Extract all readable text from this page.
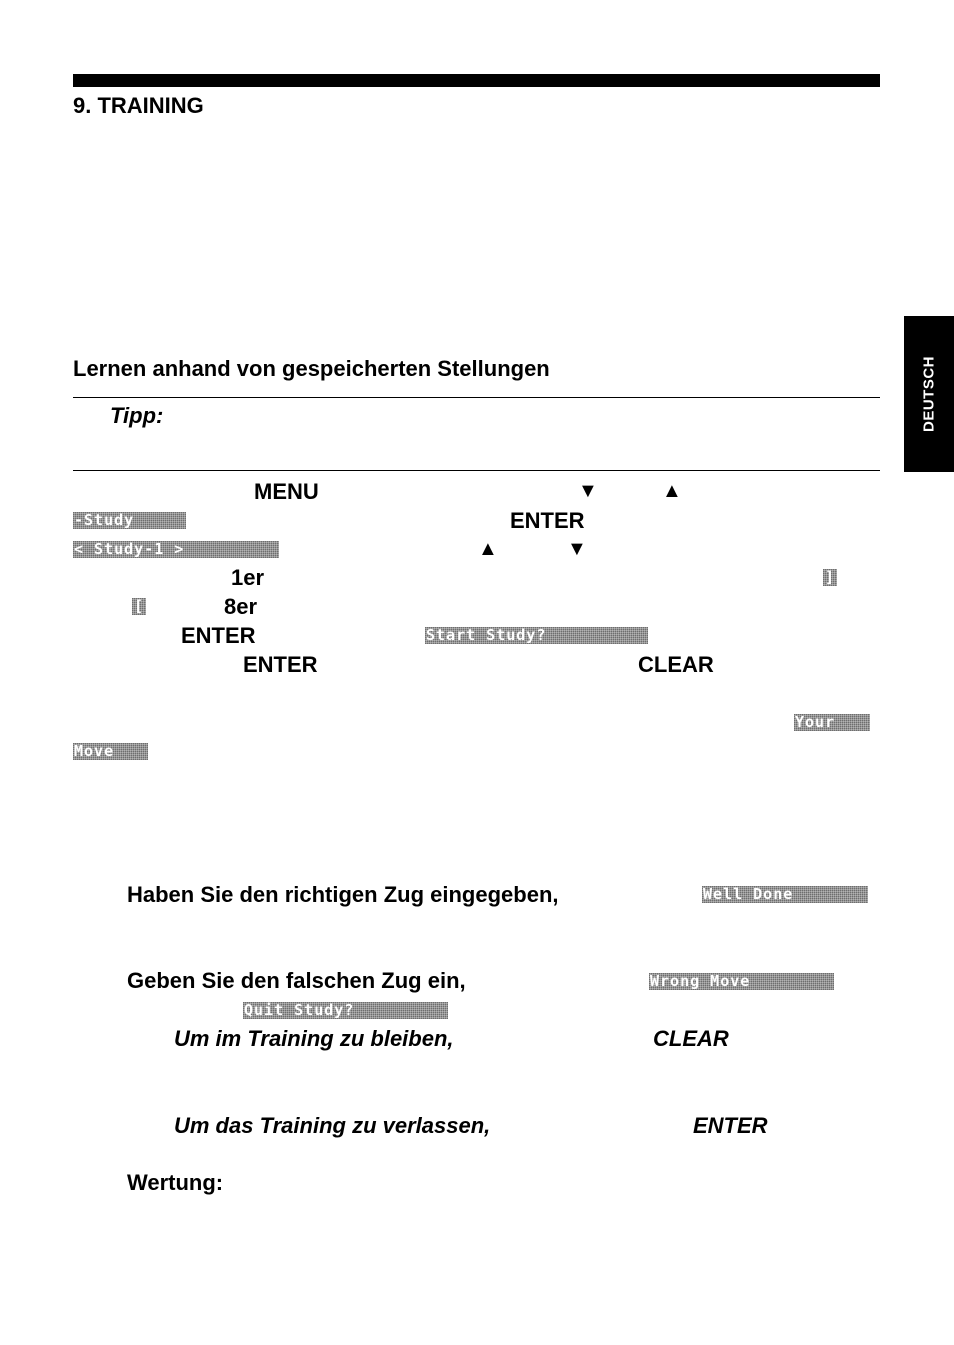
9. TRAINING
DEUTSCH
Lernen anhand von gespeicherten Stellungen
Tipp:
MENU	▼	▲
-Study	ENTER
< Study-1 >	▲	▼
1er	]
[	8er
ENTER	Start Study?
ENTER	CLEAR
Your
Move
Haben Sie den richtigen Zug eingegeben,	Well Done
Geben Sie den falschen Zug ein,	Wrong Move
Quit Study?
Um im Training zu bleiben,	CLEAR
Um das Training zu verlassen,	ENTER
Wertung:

What the task asks
Transcribe the full listing character for character. Pictures are excluded.

The output
Extract all readable text from this page.
9. TRAINING
DEUTSCH
Lernen anhand von gespeicherten Stellungen
Tipp:
MENU	▼	▲
-Study	ENTER
< Study-1 >	▲	▼
1er	]
[	8er
ENTER	Start Study?
ENTER	CLEAR
Your
Move
Haben Sie den richtigen Zug eingegeben,	Well Done
Geben Sie den falschen Zug ein,	Wrong Move
Quit Study?
Um im Training zu bleiben,	CLEAR
Um das Training zu verlassen,	ENTER
Wertung:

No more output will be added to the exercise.